Data records
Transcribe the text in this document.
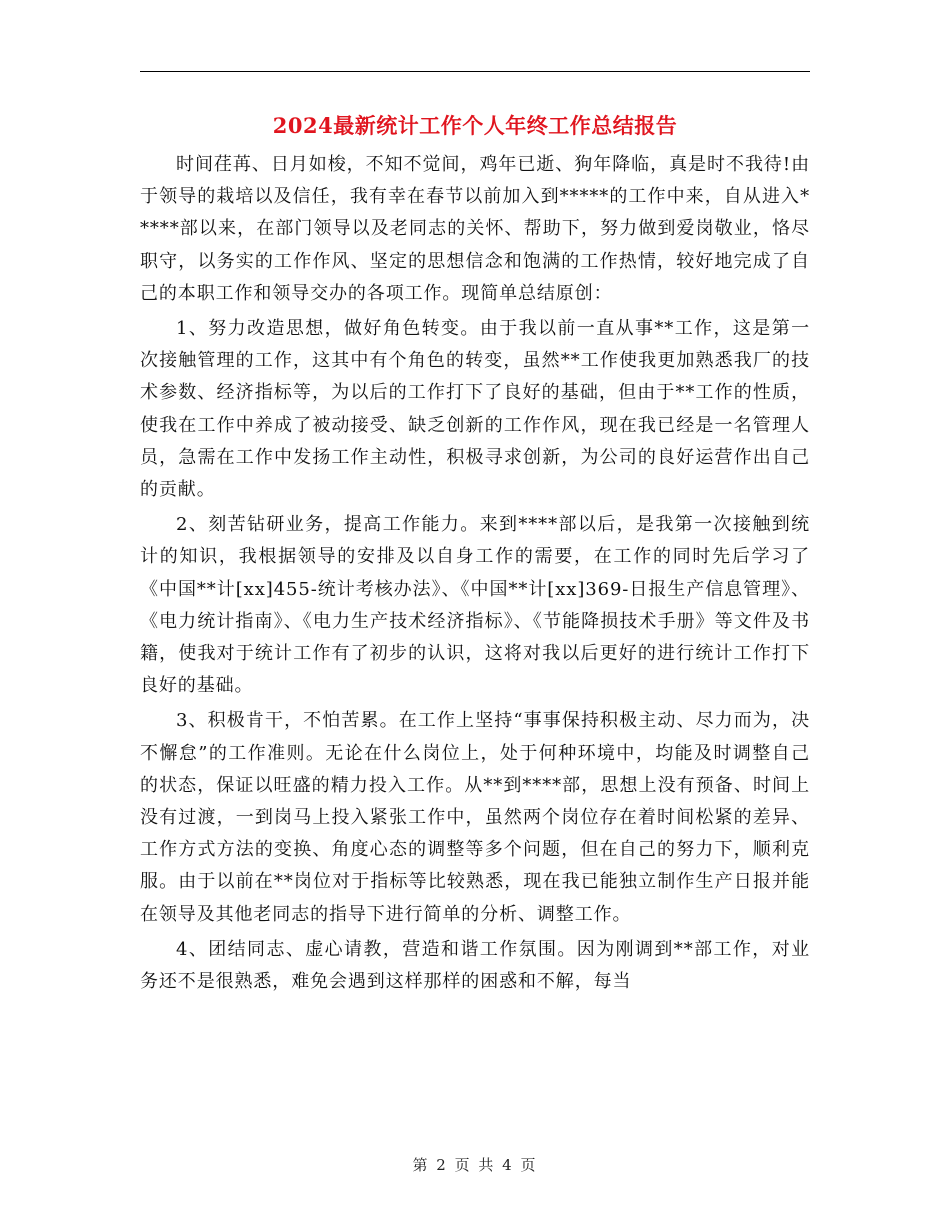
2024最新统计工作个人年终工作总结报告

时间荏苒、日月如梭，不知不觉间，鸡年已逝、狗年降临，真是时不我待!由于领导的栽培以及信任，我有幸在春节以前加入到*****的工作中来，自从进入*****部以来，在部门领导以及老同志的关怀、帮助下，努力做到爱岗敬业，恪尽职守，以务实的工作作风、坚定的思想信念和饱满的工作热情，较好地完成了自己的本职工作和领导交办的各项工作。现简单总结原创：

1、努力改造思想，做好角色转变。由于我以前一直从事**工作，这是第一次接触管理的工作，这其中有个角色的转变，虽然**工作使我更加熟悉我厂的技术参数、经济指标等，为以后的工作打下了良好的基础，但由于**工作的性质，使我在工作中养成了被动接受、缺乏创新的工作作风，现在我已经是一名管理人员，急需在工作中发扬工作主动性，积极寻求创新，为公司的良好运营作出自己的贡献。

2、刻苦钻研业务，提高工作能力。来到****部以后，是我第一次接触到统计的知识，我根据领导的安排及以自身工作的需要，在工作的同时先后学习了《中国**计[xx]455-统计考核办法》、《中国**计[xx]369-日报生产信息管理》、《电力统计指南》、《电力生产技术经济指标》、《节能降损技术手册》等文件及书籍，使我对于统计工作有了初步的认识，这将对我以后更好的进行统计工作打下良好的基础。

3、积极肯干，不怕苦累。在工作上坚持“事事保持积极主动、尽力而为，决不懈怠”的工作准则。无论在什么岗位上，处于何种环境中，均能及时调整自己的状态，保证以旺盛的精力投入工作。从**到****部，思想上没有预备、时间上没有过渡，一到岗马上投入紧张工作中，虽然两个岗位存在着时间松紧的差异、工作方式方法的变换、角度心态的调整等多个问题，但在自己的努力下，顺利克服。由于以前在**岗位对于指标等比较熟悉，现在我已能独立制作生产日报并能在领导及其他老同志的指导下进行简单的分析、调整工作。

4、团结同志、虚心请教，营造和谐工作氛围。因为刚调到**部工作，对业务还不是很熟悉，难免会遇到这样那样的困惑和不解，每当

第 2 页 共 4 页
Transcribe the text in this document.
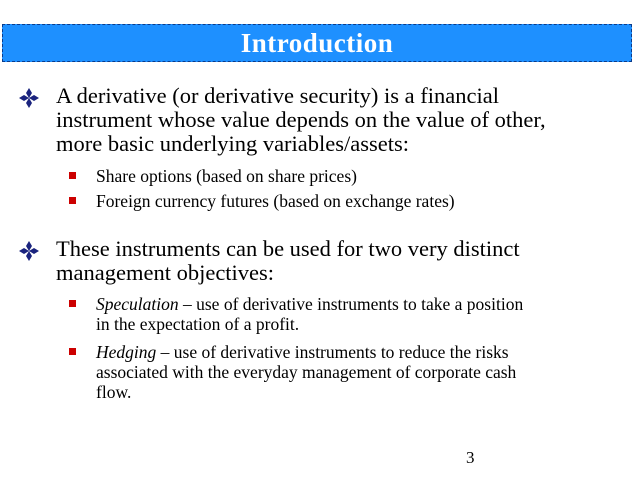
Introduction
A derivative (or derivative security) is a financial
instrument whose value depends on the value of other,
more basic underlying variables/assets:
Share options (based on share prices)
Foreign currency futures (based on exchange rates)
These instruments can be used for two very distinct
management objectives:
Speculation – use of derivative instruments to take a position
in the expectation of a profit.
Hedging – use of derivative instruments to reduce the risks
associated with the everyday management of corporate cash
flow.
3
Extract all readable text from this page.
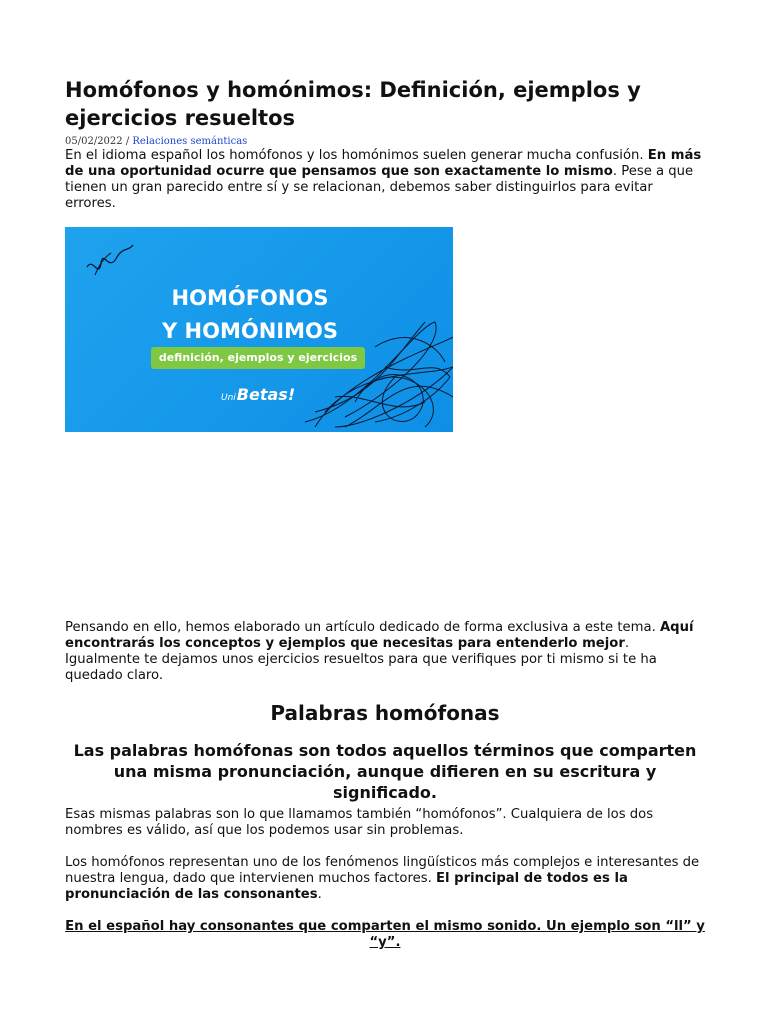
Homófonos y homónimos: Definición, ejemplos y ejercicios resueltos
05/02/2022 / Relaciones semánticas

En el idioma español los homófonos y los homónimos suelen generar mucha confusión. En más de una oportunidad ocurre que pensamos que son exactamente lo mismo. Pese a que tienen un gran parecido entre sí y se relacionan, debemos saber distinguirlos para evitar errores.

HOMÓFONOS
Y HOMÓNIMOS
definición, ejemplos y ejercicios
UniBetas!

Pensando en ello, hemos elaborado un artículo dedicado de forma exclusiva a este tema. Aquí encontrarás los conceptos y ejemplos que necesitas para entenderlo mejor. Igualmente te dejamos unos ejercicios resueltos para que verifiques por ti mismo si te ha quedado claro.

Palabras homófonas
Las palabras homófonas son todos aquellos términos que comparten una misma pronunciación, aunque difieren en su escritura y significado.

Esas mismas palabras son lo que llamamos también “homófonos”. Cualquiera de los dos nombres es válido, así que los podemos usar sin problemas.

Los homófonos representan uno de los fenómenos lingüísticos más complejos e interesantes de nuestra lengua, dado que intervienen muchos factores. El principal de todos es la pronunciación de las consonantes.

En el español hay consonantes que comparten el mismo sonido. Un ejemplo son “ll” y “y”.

■ **THE REQUEST**:
Give the entries again word for word, but skip the pictures.

■ **SOLUTION TO THIS PROBLEM**:
Transcribe the text in this document.
2024最新统计工作个人年终工作总结报告

时间荏苒、日月如梭，不知不觉间，鸡年已逝、狗年降临，真是时不我待!由于领导的栽培以及信任，我有幸在春节以前加入到*****的工作中来，自从进入*****部以来，在部门领导以及老同志的关怀、帮助下，努力做到爱岗敬业，恪尽职守，以务实的工作作风、坚定的思想信念和饱满的工作热情，较好地完成了自己的本职工作和领导交办的各项工作。现简单总结原创：

1、努力改造思想，做好角色转变。由于我以前一直从事**工作，这是第一次接触管理的工作，这其中有个角色的转变，虽然**工作使我更加熟悉我厂的技术参数、经济指标等，为以后的工作打下了良好的基础，但由于**工作的性质，使我在工作中养成了被动接受、缺乏创新的工作作风，现在我已经是一名管理人员，急需在工作中发扬工作主动性，积极寻求创新，为公司的良好运营作出自己的贡献。

2、刻苦钻研业务，提高工作能力。来到****部以后，是我第一次接触到统计的知识，我根据领导的安排及以自身工作的需要，在工作的同时先后学习了《中国**计[xx]455-统计考核办法》、《中国**计[xx]369-日报生产信息管理》、《电力统计指南》、《电力生产技术经济指标》、《节能降损技术手册》等文件及书籍，使我对于统计工作有了初步的认识，这将对我以后更好的进行统计工作打下良好的基础。

3、积极肯干，不怕苦累。在工作上坚持“事事保持积极主动、尽力而为，决不懈怠”的工作准则。无论在什么岗位上，处于何种环境中，均能及时调整自己的状态，保证以旺盛的精力投入工作。从**到****部，思想上没有预备、时间上没有过渡，一到岗马上投入紧张工作中，虽然两个岗位存在着时间松紧的差异、工作方式方法的变换、角度心态的调整等多个问题，但在自己的努力下，顺利克服。由于以前在**岗位对于指标等比较熟悉，现在我已能独立制作生产日报并能在领导及其他老同志的指导下进行简单的分析、调整工作。

4、团结同志、虚心请教，营造和谐工作氛围。因为刚调到**部工作，对业务还不是很熟悉，难免会遇到这样那样的困惑和不解，每当

第 2 页 共 4 页
Transcribe the text in this document.
Introduction
A derivative (or derivative security) is a financial
instrument whose value depends on the value of other,
more basic underlying variables/assets:
Share options (based on share prices)
Foreign currency futures (based on exchange rates)
These instruments can be used for two very distinct
management objectives:
Speculation – use of derivative instruments to take a position
in the expectation of a profit.
Hedging – use of derivative instruments to reduce the risks
associated with the everyday management of corporate cash
flow.
3
Extract all readable text from this page.
Homófonos y homónimos: Definición, ejemplos y ejercicios resueltos
05/02/2022 / Relaciones semánticas

En el idioma español los homófonos y los homónimos suelen generar mucha confusión. En más de una oportunidad ocurre que pensamos que son exactamente lo mismo. Pese a que tienen un gran parecido entre sí y se relacionan, debemos saber distinguirlos para evitar errores.

HOMÓFONOS
Y HOMÓNIMOS
definición, ejemplos y ejercicios
UniBetas!

Pensando en ello, hemos elaborado un artículo dedicado de forma exclusiva a este tema. Aquí encontrarás los conceptos y ejemplos que necesitas para entenderlo mejor. Igualmente te dejamos unos ejercicios resueltos para que verifiques por ti mismo si te ha quedado claro.

Palabras homófonas
Las palabras homófonas son todos aquellos términos que comparten una misma pronunciación, aunque difieren en su escritura y significado.

Esas mismas palabras son lo que llamamos también “homófonos”. Cualquiera de los dos nombres es válido, así que los podemos usar sin problemas.

Los homófonos representan uno de los fenómenos lingüísticos más complejos e interesantes de nuestra lengua, dado que intervienen muchos factores. El principal de todos es la pronunciación de las consonantes.

En el español hay consonantes que comparten el mismo sonido. Un ejemplo son “ll” y “y”.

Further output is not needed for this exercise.